+++ Data +++

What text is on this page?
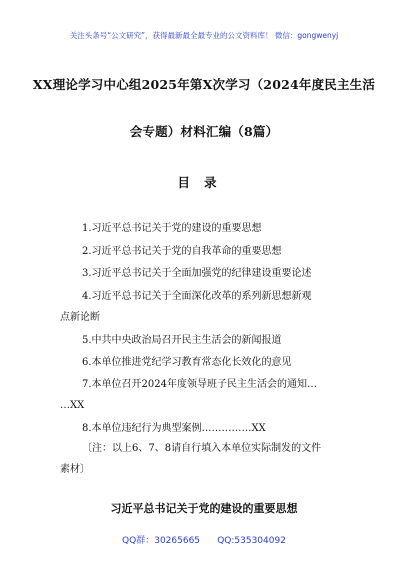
关注头条号“公文研究”，获得最新最全最专业的公文资料库！ 微信：gongwenyj
XX理论学习中心组2025年第X次学习（2024年度民主生活
会专题）材料汇编（8篇）
目录
1.习近平总书记关于党的建设的重要思想
2.习近平总书记关于党的自我革命的重要思想
3.习近平总书记关于全面加强党的纪律建设重要论述
4.习近平总书记关于全面深化改革的系列新思想新观
点新论断
5.中共中央政治局召开民主生活会的新闻报道
6.本单位推进党纪学习教育常态化长效化的意见
7.本单位召开2024年度领导班子民主生活会的通知…
…XX
8.本单位违纪行为典型案例……………XX
〔注：以上6、7、8请自行填入本单位实际制发的文件
素材〕
习近平总书记关于党的建设的重要思想
QQ群：30265665      QQ:535304092
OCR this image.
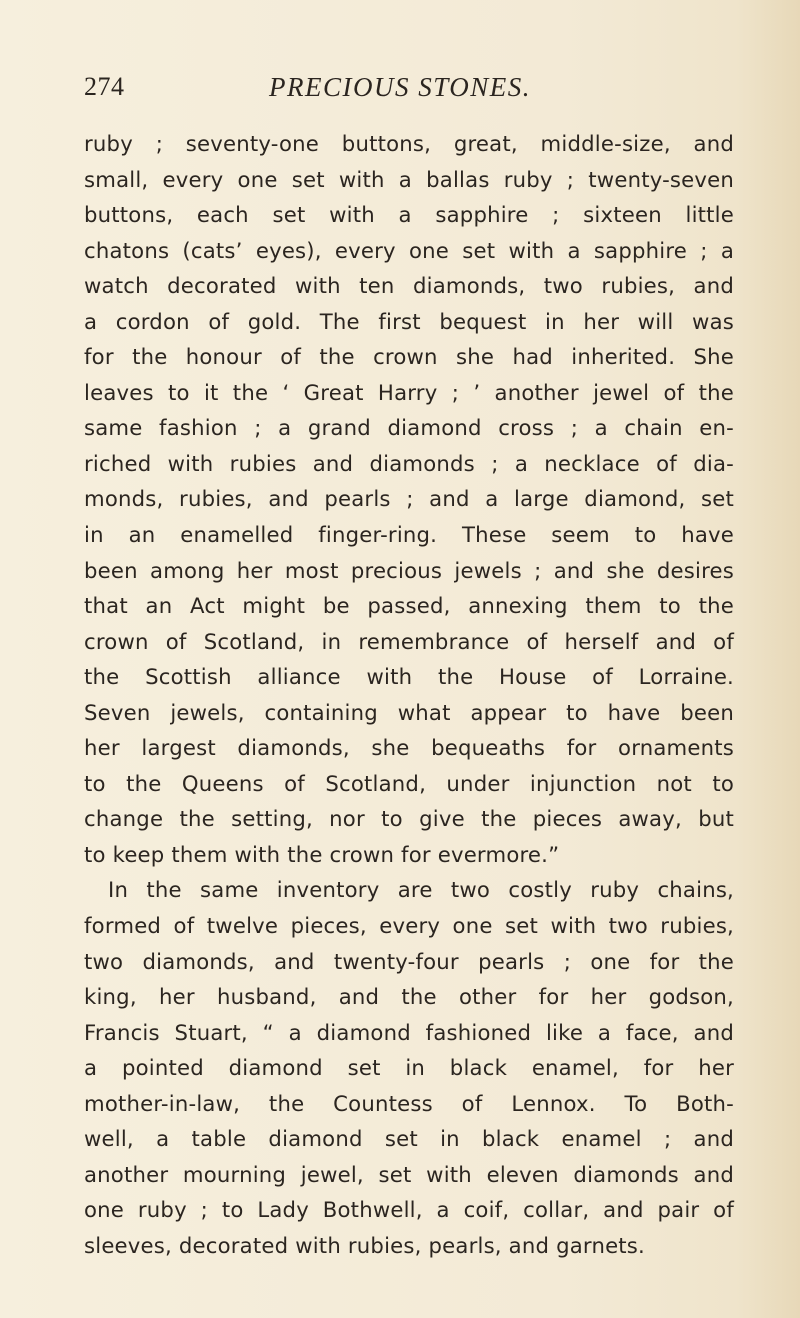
274	PRECIOUS STONES.
ruby ; seventy-one buttons, great, middle-size, and
small, every one set with a ballas ruby ; twenty-seven
buttons, each set with a sapphire ; sixteen little
chatons (cats’ eyes), every one set with a sapphire ; a
watch decorated with ten diamonds, two rubies, and
a cordon of gold. The first bequest in her will was
for the honour of the crown she had inherited. She
leaves to it the ‘ Great Harry ; ’ another jewel of the
same fashion ; a grand diamond cross ; a chain en-
riched with rubies and diamonds ; a necklace of dia-
monds, rubies, and pearls ; and a large diamond, set
in an enamelled finger-ring. These seem to have
been among her most precious jewels ; and she desires
that an Act might be passed, annexing them to the
crown of Scotland, in remembrance of herself and of
the Scottish alliance with the House of Lorraine.
Seven jewels, containing what appear to have been
her largest diamonds, she bequeaths for ornaments
to the Queens of Scotland, under injunction not to
change the setting, nor to give the pieces away, but
to keep them with the crown for evermore.”
In the same inventory are two costly ruby chains,
formed of twelve pieces, every one set with two rubies,
two diamonds, and twenty-four pearls ; one for the
king, her husband, and the other for her godson,
Francis Stuart, “ a diamond fashioned like a face, and
a pointed diamond set in black enamel, for her
mother-in-law, the Countess of Lennox. To Both-
well, a table diamond set in black enamel ; and
another mourning jewel, set with eleven diamonds and
one ruby ; to Lady Bothwell, a coif, collar, and pair of
sleeves, decorated with rubies, pearls, and garnets.
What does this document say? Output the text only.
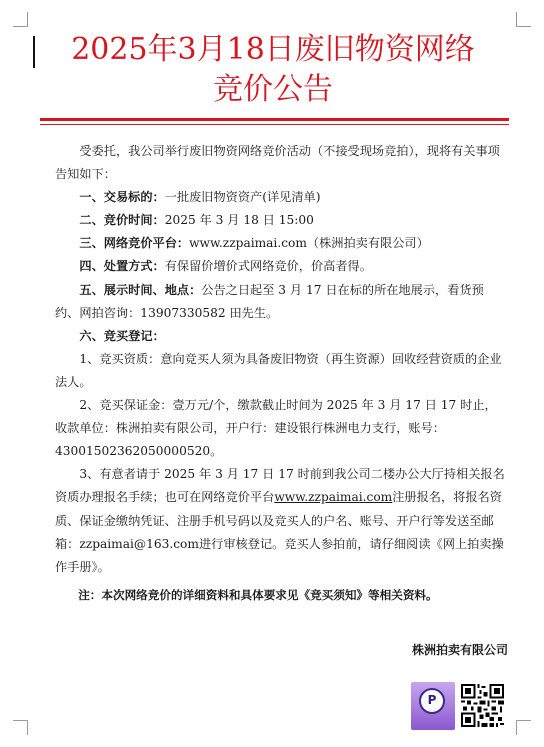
2025年3月18日废旧物资网络
竞价公告

受委托，我公司举行废旧物资网络竞价活动（不接受现场竞拍），现将有关事项告知如下：

一、交易标的：一批废旧物资资产(详见清单)

二、竞价时间：2025 年 3 月 18 日 15:00

三、网络竞价平台：www.zzpaimai.com（株洲拍卖有限公司）

四、处置方式：有保留价增价式网络竞价，价高者得。

五、展示时间、地点：公告之日起至 3 月 17 日在标的所在地展示，看货预约、网拍咨询：13907330582 田先生。

六、竞买登记：

1、竞买资质：意向竞买人须为具备废旧物资（再生资源）回收经营资质的企业法人。

2、竞买保证金：壹万元/个，缴款截止时间为 2025 年 3 月 17 日 17 时止，收款单位：株洲拍卖有限公司，开户行：建设银行株洲电力支行，账号：43001502362050000520。

3、有意者请于 2025 年 3 月 17 日 17 时前到我公司二楼办公大厅持相关报名资质办理报名手续；也可在网络竞价平台www.zzpaimai.com注册报名，将报名资质、保证金缴纳凭证、注册手机号码以及竞买人的户名、账号、开户行等发送至邮箱：zzpaimai@163.com进行审核登记。竞买人参拍前，请仔细阅读《网上拍卖操作手册》。

注：本次网络竞价的详细资料和具体要求见《竞买须知》等相关资料。

株洲拍卖有限公司

P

+++

Task: Pick out the lines containing the string "buttons".

Answer for this exercise:
ruby ; seventy-one buttons, great, middle-size, and
buttons, each set with a sapphire ; sixteen little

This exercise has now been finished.